* [Provided data]

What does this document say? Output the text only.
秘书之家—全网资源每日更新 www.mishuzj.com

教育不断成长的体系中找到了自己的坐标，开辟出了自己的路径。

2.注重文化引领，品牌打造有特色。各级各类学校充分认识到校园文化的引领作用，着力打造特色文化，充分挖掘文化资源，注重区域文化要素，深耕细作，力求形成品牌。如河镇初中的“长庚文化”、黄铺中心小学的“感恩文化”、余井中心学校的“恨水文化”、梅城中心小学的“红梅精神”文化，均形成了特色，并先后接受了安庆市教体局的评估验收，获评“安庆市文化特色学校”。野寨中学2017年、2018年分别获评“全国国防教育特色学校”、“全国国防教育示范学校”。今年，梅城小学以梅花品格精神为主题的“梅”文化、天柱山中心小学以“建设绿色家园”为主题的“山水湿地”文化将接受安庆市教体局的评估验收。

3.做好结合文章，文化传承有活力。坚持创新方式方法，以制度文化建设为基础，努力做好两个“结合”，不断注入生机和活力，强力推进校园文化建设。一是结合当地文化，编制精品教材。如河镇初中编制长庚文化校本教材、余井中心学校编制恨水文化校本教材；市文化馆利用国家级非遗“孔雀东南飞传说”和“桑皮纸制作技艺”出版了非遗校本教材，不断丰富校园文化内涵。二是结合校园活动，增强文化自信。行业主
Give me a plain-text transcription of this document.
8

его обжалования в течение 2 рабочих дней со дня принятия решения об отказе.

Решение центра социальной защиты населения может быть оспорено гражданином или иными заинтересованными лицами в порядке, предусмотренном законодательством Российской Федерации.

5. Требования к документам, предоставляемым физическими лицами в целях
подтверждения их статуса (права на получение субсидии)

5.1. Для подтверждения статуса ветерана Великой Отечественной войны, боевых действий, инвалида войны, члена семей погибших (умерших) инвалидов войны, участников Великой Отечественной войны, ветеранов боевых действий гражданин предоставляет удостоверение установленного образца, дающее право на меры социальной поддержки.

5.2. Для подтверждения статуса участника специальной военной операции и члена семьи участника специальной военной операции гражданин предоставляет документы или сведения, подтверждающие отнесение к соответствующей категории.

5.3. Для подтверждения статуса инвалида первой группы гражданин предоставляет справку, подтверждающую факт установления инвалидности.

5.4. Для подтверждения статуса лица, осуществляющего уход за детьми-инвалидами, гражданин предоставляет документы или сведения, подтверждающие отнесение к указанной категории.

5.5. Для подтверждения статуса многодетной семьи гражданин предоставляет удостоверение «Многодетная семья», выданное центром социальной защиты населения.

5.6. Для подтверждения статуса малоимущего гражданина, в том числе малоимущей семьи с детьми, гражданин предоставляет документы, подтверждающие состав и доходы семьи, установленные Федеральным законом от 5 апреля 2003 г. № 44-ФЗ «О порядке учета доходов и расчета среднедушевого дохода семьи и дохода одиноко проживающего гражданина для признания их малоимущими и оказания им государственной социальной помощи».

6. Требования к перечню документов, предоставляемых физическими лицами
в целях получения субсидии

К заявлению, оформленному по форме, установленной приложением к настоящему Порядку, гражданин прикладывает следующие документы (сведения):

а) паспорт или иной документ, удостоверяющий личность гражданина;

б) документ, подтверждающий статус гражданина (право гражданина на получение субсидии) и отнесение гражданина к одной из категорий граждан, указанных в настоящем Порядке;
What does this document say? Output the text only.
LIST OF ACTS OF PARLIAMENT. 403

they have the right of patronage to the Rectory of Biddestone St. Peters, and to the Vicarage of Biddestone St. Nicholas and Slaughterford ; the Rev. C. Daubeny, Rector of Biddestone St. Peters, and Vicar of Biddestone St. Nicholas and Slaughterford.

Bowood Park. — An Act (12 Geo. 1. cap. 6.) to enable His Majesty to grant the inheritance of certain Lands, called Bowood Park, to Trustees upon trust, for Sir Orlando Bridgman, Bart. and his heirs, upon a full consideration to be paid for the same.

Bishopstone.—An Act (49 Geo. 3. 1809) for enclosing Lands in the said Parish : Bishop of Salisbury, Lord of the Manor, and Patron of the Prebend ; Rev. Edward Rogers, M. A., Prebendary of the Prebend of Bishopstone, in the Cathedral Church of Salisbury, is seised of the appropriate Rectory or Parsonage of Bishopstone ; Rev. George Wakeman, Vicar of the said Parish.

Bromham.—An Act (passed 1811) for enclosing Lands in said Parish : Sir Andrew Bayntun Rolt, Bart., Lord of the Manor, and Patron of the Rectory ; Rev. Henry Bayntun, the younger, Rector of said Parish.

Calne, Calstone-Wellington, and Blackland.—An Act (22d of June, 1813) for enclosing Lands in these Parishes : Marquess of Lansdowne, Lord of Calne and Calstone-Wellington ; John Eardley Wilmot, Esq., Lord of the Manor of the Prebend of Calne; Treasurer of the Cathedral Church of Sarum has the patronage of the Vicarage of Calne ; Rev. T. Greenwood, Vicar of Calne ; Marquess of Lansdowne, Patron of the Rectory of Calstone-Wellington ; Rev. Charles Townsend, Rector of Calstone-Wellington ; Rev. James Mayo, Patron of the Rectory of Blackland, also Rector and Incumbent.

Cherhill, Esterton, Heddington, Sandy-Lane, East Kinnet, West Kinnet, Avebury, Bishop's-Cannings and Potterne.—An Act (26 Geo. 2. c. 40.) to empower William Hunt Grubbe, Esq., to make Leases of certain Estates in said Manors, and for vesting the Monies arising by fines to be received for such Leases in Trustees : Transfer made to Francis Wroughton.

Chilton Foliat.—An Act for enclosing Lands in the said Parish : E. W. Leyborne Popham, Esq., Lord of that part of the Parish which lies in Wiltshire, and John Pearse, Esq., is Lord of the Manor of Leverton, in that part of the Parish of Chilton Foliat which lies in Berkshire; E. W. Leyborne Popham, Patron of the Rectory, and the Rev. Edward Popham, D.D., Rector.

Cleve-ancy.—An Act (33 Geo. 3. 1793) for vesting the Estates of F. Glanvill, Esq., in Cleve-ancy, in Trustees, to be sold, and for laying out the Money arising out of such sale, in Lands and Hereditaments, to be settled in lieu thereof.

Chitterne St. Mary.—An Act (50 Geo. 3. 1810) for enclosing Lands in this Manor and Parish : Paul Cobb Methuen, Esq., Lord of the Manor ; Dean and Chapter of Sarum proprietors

* [Exercise goal]
In the records above, locate each line with the word "получение". Copy all such lines.

* [Output for this exercise]
подтверждения их статуса (права на получение субсидии)
б) документ, подтверждающий статус гражданина (право гражданина на получение субсидии) и отнесение гражданина к одной из категорий граждан, указанных в настоящем Порядке;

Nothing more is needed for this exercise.